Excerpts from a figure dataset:
##########

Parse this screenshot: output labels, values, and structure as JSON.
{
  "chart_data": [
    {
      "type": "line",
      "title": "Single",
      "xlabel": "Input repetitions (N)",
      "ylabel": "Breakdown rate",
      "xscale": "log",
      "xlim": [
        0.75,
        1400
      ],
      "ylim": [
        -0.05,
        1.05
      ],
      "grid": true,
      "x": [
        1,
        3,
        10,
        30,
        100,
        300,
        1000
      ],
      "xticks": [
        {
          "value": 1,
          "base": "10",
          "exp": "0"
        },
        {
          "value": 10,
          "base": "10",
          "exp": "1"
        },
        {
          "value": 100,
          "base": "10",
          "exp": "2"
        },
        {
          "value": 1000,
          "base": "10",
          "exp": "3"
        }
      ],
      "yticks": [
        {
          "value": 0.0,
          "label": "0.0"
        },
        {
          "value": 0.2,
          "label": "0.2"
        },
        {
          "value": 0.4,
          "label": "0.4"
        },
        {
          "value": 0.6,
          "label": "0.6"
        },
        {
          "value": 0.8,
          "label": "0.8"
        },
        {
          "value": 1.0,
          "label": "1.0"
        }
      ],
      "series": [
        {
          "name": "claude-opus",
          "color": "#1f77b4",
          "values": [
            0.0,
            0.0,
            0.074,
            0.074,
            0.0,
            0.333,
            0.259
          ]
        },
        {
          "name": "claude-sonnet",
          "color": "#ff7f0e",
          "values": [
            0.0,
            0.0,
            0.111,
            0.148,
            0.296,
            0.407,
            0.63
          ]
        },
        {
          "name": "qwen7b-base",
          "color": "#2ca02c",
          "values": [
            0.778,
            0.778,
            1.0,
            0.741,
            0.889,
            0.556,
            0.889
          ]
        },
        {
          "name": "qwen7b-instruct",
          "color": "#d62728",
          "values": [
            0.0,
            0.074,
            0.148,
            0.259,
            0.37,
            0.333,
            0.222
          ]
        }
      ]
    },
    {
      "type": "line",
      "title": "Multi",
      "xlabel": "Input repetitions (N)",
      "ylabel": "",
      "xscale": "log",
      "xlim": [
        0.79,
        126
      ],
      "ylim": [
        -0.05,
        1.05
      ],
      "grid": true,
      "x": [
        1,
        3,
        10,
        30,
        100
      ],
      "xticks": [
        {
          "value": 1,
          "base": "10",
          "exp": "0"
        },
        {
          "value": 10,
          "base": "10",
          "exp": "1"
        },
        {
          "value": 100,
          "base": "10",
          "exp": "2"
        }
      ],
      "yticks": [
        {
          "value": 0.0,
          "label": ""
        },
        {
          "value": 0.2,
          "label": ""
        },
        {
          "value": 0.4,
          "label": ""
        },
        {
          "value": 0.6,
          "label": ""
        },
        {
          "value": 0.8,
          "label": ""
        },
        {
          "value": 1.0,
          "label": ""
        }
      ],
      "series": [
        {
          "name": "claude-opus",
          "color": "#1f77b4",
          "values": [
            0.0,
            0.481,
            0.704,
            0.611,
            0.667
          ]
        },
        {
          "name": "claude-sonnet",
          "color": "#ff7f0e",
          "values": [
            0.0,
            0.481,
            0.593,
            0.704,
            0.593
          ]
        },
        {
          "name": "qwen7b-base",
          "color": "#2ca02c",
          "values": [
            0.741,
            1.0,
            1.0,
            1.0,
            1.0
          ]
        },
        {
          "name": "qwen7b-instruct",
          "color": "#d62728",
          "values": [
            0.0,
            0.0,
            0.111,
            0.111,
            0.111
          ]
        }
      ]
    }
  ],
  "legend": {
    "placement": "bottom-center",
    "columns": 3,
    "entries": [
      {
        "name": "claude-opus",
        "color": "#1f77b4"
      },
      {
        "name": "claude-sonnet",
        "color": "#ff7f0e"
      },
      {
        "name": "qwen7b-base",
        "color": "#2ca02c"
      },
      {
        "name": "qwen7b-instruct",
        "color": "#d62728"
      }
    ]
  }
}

##########

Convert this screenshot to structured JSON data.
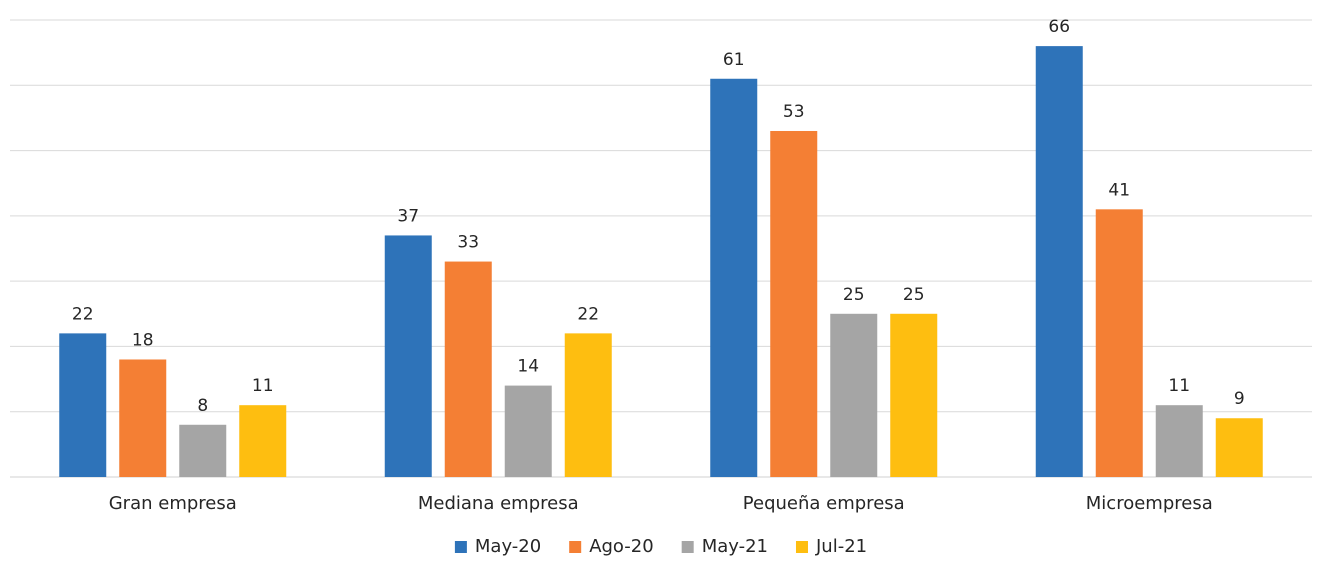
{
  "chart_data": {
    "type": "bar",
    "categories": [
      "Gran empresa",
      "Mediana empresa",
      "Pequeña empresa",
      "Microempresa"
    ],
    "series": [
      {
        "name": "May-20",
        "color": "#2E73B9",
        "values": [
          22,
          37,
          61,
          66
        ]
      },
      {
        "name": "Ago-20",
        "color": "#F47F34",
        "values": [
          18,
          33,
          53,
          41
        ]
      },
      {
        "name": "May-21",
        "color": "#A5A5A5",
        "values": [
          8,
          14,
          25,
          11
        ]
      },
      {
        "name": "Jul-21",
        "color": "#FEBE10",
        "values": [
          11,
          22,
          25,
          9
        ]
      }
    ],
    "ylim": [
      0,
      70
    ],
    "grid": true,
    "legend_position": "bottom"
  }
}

##########

DIRECTIVE: Using the listing, copy every line where the word "this" shows up.

EXERCISE RESPONSE:
Parse this screenshot: output labels, values, and structure as JSON.
Convert this screenshot to structured JSON data.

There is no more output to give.